§ **Excerpted records**
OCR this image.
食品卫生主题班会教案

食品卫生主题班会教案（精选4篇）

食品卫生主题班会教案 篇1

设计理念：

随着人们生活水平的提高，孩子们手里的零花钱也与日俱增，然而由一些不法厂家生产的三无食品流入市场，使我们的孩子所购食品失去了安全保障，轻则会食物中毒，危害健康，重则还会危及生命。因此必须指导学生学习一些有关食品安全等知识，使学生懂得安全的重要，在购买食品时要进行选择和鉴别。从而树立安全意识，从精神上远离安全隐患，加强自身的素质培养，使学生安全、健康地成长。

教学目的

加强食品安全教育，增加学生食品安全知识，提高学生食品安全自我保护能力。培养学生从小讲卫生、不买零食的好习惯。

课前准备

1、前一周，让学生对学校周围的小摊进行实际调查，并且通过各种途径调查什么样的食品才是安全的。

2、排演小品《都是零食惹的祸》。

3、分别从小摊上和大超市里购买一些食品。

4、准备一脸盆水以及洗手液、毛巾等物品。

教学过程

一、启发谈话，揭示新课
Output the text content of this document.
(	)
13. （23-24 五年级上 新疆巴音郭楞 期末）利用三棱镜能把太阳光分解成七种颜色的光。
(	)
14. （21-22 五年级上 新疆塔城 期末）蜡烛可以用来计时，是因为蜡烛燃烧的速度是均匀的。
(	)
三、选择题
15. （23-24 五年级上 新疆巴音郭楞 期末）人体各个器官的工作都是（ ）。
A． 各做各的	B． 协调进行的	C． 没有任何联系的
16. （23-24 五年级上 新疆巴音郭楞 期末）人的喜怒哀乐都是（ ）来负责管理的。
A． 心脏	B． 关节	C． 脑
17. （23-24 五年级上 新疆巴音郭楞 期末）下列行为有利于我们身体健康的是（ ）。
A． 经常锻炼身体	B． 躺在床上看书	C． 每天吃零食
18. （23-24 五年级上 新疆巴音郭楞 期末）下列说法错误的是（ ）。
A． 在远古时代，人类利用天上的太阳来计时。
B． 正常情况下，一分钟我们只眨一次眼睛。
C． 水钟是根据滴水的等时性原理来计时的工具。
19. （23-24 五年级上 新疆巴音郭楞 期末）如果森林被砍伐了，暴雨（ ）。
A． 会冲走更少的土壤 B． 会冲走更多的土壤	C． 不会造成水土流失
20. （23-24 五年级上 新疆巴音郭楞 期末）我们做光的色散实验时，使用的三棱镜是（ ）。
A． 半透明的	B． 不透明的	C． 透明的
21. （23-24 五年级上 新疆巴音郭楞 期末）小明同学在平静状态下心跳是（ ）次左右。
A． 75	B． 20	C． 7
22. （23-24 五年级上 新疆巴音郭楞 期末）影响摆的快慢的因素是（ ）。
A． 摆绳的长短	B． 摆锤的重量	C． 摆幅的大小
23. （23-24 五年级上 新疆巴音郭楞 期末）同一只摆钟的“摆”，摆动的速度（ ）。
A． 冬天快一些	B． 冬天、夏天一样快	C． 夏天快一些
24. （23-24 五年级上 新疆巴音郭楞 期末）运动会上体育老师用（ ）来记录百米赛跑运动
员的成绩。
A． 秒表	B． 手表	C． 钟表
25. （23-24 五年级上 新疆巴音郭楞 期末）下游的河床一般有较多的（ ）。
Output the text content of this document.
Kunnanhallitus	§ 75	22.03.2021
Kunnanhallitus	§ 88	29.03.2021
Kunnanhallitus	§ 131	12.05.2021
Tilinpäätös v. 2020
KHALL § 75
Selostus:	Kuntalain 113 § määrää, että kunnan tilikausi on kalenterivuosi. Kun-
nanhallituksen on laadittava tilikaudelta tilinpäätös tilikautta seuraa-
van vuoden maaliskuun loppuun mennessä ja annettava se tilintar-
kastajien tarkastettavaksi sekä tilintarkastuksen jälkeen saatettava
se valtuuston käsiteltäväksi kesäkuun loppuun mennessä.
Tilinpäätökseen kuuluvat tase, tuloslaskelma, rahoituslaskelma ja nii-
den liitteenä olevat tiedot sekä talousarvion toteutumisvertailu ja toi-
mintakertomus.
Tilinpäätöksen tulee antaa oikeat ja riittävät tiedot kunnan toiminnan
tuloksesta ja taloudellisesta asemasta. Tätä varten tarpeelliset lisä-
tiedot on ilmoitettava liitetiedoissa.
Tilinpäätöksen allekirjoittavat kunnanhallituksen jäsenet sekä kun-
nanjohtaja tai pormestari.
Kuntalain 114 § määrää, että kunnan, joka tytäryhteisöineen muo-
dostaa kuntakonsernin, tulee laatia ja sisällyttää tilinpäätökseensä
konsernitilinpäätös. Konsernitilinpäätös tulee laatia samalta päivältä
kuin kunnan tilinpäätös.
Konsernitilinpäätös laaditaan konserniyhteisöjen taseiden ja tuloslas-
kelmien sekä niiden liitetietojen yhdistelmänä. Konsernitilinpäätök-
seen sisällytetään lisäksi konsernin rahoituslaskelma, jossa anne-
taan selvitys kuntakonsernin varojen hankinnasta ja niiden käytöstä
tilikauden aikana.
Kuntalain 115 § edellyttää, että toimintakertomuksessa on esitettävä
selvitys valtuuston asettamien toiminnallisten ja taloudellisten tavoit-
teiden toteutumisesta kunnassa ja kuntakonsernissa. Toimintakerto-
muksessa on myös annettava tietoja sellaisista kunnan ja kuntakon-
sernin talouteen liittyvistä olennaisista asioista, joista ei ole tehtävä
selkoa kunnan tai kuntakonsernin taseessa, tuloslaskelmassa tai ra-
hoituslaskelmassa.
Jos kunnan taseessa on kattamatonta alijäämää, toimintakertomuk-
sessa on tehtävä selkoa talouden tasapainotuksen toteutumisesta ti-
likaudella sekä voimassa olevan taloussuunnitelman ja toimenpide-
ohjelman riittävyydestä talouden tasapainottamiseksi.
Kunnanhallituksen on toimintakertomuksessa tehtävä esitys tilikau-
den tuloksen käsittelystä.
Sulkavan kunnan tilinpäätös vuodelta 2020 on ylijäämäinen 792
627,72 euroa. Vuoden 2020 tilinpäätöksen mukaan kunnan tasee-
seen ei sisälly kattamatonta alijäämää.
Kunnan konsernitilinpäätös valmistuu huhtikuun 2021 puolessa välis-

§ **Exercise**
Repeat the material above in full, quoting it exactly.

§ **Response**
OCR this image.
食品卫生主题班会教案

食品卫生主题班会教案（精选4篇）

食品卫生主题班会教案 篇1

设计理念：

随着人们生活水平的提高，孩子们手里的零花钱也与日俱增，然而由一些不法厂家生产的三无食品流入市场，使我们的孩子所购食品失去了安全保障，轻则会食物中毒，危害健康，重则还会危及生命。因此必须指导学生学习一些有关食品安全等知识，使学生懂得安全的重要，在购买食品时要进行选择和鉴别。从而树立安全意识，从精神上远离安全隐患，加强自身的素质培养，使学生安全、健康地成长。

教学目的

加强食品安全教育，增加学生食品安全知识，提高学生食品安全自我保护能力。培养学生从小讲卫生、不买零食的好习惯。

课前准备

1、前一周，让学生对学校周围的小摊进行实际调查，并且通过各种途径调查什么样的食品才是安全的。

2、排演小品《都是零食惹的祸》。

3、分别从小摊上和大超市里购买一些食品。

4、准备一脸盆水以及洗手液、毛巾等物品。

教学过程

一、启发谈话，揭示新课
Output the text content of this document.
(	)
13. （23-24 五年级上 新疆巴音郭楞 期末）利用三棱镜能把太阳光分解成七种颜色的光。
(	)
14. （21-22 五年级上 新疆塔城 期末）蜡烛可以用来计时，是因为蜡烛燃烧的速度是均匀的。
(	)
三、选择题
15. （23-24 五年级上 新疆巴音郭楞 期末）人体各个器官的工作都是（ ）。
A． 各做各的	B． 协调进行的	C． 没有任何联系的
16. （23-24 五年级上 新疆巴音郭楞 期末）人的喜怒哀乐都是（ ）来负责管理的。
A． 心脏	B． 关节	C． 脑
17. （23-24 五年级上 新疆巴音郭楞 期末）下列行为有利于我们身体健康的是（ ）。
A． 经常锻炼身体	B． 躺在床上看书	C． 每天吃零食
18. （23-24 五年级上 新疆巴音郭楞 期末）下列说法错误的是（ ）。
A． 在远古时代，人类利用天上的太阳来计时。
B． 正常情况下，一分钟我们只眨一次眼睛。
C． 水钟是根据滴水的等时性原理来计时的工具。
19. （23-24 五年级上 新疆巴音郭楞 期末）如果森林被砍伐了，暴雨（ ）。
A． 会冲走更少的土壤 B． 会冲走更多的土壤	C． 不会造成水土流失
20. （23-24 五年级上 新疆巴音郭楞 期末）我们做光的色散实验时，使用的三棱镜是（ ）。
A． 半透明的	B． 不透明的	C． 透明的
21. （23-24 五年级上 新疆巴音郭楞 期末）小明同学在平静状态下心跳是（ ）次左右。
A． 75	B． 20	C． 7
22. （23-24 五年级上 新疆巴音郭楞 期末）影响摆的快慢的因素是（ ）。
A． 摆绳的长短	B． 摆锤的重量	C． 摆幅的大小
23. （23-24 五年级上 新疆巴音郭楞 期末）同一只摆钟的“摆”，摆动的速度（ ）。
A． 冬天快一些	B． 冬天、夏天一样快	C． 夏天快一些
24. （23-24 五年级上 新疆巴音郭楞 期末）运动会上体育老师用（ ）来记录百米赛跑运动
员的成绩。
A． 秒表	B． 手表	C． 钟表
25. （23-24 五年级上 新疆巴音郭楞 期末）下游的河床一般有较多的（ ）。
Output the text content of this document.
Kunnanhallitus	§ 75	22.03.2021
Kunnanhallitus	§ 88	29.03.2021
Kunnanhallitus	§ 131	12.05.2021
Tilinpäätös v. 2020
KHALL § 75
Selostus:	Kuntalain 113 § määrää, että kunnan tilikausi on kalenterivuosi. Kun-
nanhallituksen on laadittava tilikaudelta tilinpäätös tilikautta seuraa-
van vuoden maaliskuun loppuun mennessä ja annettava se tilintar-
kastajien tarkastettavaksi sekä tilintarkastuksen jälkeen saatettava
se valtuuston käsiteltäväksi kesäkuun loppuun mennessä.
Tilinpäätökseen kuuluvat tase, tuloslaskelma, rahoituslaskelma ja nii-
den liitteenä olevat tiedot sekä talousarvion toteutumisvertailu ja toi-
mintakertomus.
Tilinpäätöksen tulee antaa oikeat ja riittävät tiedot kunnan toiminnan
tuloksesta ja taloudellisesta asemasta. Tätä varten tarpeelliset lisä-
tiedot on ilmoitettava liitetiedoissa.
Tilinpäätöksen allekirjoittavat kunnanhallituksen jäsenet sekä kun-
nanjohtaja tai pormestari.
Kuntalain 114 § määrää, että kunnan, joka tytäryhteisöineen muo-
dostaa kuntakonsernin, tulee laatia ja sisällyttää tilinpäätökseensä
konsernitilinpäätös. Konsernitilinpäätös tulee laatia samalta päivältä
kuin kunnan tilinpäätös.
Konsernitilinpäätös laaditaan konserniyhteisöjen taseiden ja tuloslas-
kelmien sekä niiden liitetietojen yhdistelmänä. Konsernitilinpäätök-
seen sisällytetään lisäksi konsernin rahoituslaskelma, jossa anne-
taan selvitys kuntakonsernin varojen hankinnasta ja niiden käytöstä
tilikauden aikana.
Kuntalain 115 § edellyttää, että toimintakertomuksessa on esitettävä
selvitys valtuuston asettamien toiminnallisten ja taloudellisten tavoit-
teiden toteutumisesta kunnassa ja kuntakonsernissa. Toimintakerto-
muksessa on myös annettava tietoja sellaisista kunnan ja kuntakon-
sernin talouteen liittyvistä olennaisista asioista, joista ei ole tehtävä
selkoa kunnan tai kuntakonsernin taseessa, tuloslaskelmassa tai ra-
hoituslaskelmassa.
Jos kunnan taseessa on kattamatonta alijäämää, toimintakertomuk-
sessa on tehtävä selkoa talouden tasapainotuksen toteutumisesta ti-
likaudella sekä voimassa olevan taloussuunnitelman ja toimenpide-
ohjelman riittävyydestä talouden tasapainottamiseksi.
Kunnanhallituksen on toimintakertomuksessa tehtävä esitys tilikau-
den tuloksen käsittelystä.
Sulkavan kunnan tilinpäätös vuodelta 2020 on ylijäämäinen 792
627,72 euroa. Vuoden 2020 tilinpäätöksen mukaan kunnan tasee-
seen ei sisälly kattamatonta alijäämää.
Kunnan konsernitilinpäätös valmistuu huhtikuun 2021 puolessa välis-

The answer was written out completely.